(WHAT TO DO):
Print the items word for word, starting at the very first line and going on through the line with "y-tick-label: 45% bbox=[82, 367, 102, 377]", both ends included.

── ENTRIES SHOWN ──

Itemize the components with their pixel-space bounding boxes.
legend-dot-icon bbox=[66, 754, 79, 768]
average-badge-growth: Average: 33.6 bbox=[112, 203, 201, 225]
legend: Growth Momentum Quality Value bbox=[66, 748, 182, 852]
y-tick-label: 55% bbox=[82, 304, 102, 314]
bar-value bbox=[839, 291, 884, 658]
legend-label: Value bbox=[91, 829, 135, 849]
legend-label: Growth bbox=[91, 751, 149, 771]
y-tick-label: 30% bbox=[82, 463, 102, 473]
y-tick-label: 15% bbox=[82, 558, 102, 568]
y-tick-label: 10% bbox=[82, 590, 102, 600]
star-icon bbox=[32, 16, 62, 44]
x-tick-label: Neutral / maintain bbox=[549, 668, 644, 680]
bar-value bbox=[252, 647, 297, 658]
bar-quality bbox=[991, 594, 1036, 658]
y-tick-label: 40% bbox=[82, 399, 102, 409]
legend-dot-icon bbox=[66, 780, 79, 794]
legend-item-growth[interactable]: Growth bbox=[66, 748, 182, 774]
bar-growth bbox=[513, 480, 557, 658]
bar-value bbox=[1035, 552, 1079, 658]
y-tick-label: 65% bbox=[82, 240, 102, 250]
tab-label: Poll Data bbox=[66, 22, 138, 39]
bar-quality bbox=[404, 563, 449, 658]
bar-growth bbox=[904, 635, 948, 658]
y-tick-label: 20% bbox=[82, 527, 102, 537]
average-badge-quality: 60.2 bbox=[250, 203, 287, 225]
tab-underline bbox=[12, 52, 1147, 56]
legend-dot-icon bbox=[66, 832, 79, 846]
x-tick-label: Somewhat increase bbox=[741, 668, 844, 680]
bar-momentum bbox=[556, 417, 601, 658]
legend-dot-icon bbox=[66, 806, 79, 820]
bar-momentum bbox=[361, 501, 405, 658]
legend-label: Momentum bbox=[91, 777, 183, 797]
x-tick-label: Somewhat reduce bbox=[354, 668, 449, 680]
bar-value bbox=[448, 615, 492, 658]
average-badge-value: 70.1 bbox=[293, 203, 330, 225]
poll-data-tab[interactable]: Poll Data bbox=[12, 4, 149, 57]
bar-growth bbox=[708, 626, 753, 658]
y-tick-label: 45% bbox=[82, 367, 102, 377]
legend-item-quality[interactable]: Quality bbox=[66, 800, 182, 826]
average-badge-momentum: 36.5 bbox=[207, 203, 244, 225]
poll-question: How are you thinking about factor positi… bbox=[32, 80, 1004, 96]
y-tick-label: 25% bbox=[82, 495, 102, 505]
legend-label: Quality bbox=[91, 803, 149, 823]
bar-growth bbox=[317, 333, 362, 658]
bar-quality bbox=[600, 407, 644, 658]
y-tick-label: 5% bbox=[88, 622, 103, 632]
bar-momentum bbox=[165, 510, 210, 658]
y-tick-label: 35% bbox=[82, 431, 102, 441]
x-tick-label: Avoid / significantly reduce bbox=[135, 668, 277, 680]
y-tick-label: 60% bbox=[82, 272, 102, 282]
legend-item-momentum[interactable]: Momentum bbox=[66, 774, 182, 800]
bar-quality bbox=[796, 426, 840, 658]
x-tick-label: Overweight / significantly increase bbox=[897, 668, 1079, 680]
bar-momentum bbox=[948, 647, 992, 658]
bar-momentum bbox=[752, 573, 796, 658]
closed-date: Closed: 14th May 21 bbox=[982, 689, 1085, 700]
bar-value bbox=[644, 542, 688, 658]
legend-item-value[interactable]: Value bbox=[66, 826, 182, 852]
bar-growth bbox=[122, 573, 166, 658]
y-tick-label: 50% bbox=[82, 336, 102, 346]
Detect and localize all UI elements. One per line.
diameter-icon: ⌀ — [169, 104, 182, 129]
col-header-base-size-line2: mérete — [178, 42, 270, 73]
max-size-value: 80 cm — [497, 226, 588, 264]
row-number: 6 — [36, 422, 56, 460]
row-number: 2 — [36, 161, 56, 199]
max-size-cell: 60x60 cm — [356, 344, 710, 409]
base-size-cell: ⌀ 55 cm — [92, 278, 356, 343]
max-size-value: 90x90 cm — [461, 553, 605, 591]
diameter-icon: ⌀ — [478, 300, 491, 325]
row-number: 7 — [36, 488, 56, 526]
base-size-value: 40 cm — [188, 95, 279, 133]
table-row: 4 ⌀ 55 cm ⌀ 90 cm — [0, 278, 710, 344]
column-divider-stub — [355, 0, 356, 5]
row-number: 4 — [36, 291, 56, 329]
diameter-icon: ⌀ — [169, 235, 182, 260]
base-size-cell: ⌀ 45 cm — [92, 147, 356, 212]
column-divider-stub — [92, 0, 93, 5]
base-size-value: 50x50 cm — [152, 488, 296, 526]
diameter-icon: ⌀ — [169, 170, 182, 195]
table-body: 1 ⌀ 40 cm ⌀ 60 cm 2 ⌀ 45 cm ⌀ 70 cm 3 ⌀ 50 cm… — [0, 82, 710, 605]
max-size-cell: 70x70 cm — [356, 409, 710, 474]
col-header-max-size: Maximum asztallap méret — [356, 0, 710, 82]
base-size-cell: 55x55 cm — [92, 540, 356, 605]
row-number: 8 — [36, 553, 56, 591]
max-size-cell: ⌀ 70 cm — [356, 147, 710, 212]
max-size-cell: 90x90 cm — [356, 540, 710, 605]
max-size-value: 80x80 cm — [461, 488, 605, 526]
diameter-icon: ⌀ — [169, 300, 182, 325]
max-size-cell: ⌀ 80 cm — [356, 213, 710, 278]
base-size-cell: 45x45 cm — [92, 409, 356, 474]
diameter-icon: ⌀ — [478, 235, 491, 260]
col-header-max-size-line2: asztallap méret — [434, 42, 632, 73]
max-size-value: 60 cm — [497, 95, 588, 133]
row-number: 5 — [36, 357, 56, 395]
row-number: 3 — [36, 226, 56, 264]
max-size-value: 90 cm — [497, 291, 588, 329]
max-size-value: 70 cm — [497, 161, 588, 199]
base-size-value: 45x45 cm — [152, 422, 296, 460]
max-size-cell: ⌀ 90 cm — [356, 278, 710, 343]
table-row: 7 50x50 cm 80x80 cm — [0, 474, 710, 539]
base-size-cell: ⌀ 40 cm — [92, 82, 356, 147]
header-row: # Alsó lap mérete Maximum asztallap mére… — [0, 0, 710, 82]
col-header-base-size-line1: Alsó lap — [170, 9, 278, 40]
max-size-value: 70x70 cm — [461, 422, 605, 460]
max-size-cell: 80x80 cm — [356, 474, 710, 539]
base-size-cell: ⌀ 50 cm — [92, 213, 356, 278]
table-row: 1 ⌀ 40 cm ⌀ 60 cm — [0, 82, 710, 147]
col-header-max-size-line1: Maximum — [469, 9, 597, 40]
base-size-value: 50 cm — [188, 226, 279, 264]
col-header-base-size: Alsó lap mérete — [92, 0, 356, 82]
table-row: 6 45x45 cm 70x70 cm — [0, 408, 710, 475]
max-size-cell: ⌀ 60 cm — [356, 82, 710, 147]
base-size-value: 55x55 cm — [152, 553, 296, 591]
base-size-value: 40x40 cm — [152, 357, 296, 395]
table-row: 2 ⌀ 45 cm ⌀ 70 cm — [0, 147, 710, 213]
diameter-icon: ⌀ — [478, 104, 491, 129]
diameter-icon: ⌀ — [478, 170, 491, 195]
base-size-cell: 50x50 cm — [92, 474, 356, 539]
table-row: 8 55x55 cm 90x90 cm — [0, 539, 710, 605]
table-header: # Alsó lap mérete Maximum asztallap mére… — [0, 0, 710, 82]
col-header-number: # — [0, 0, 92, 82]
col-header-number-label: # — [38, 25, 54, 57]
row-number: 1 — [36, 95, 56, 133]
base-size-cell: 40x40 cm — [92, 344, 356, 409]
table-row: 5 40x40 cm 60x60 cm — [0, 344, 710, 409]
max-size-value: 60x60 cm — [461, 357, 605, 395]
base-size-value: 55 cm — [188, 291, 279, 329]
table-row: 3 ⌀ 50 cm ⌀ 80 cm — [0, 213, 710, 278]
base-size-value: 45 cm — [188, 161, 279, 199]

───

(RESULT):
Itemize the components with their pixel-space bounding boxes.
legend-dot-icon bbox=[66, 754, 79, 768]
average-badge-growth: Average: 33.6 bbox=[112, 203, 201, 225]
legend: Growth Momentum Quality Value bbox=[66, 748, 182, 852]
y-tick-label: 55% bbox=[82, 304, 102, 314]
bar-value bbox=[839, 291, 884, 658]
legend-label: Value bbox=[91, 829, 135, 849]
legend-label: Growth bbox=[91, 751, 149, 771]
y-tick-label: 30% bbox=[82, 463, 102, 473]
y-tick-label: 15% bbox=[82, 558, 102, 568]
y-tick-label: 10% bbox=[82, 590, 102, 600]
star-icon bbox=[32, 16, 62, 44]
x-tick-label: Neutral / maintain bbox=[549, 668, 644, 680]
bar-value bbox=[252, 647, 297, 658]
bar-quality bbox=[991, 594, 1036, 658]
y-tick-label: 40% bbox=[82, 399, 102, 409]
legend-dot-icon bbox=[66, 780, 79, 794]
legend-item-growth[interactable]: Growth bbox=[66, 748, 182, 774]
bar-growth bbox=[513, 480, 557, 658]
bar-value bbox=[1035, 552, 1079, 658]
y-tick-label: 65% bbox=[82, 240, 102, 250]
tab-label: Poll Data bbox=[66, 22, 138, 39]
bar-quality bbox=[404, 563, 449, 658]
bar-growth bbox=[904, 635, 948, 658]
y-tick-label: 20% bbox=[82, 527, 102, 537]
average-badge-quality: 60.2 bbox=[250, 203, 287, 225]
tab-underline bbox=[12, 52, 1147, 56]
legend-dot-icon bbox=[66, 832, 79, 846]
x-tick-label: Somewhat increase bbox=[741, 668, 844, 680]
bar-momentum bbox=[556, 417, 601, 658]
legend-dot-icon bbox=[66, 806, 79, 820]
bar-momentum bbox=[361, 501, 405, 658]
legend-label: Momentum bbox=[91, 777, 183, 797]
x-tick-label: Somewhat reduce bbox=[354, 668, 449, 680]
bar-value bbox=[448, 615, 492, 658]
average-badge-value: 70.1 bbox=[293, 203, 330, 225]
poll-data-tab[interactable]: Poll Data bbox=[12, 4, 149, 57]
bar-growth bbox=[708, 626, 753, 658]
y-tick-label: 45% bbox=[82, 367, 102, 377]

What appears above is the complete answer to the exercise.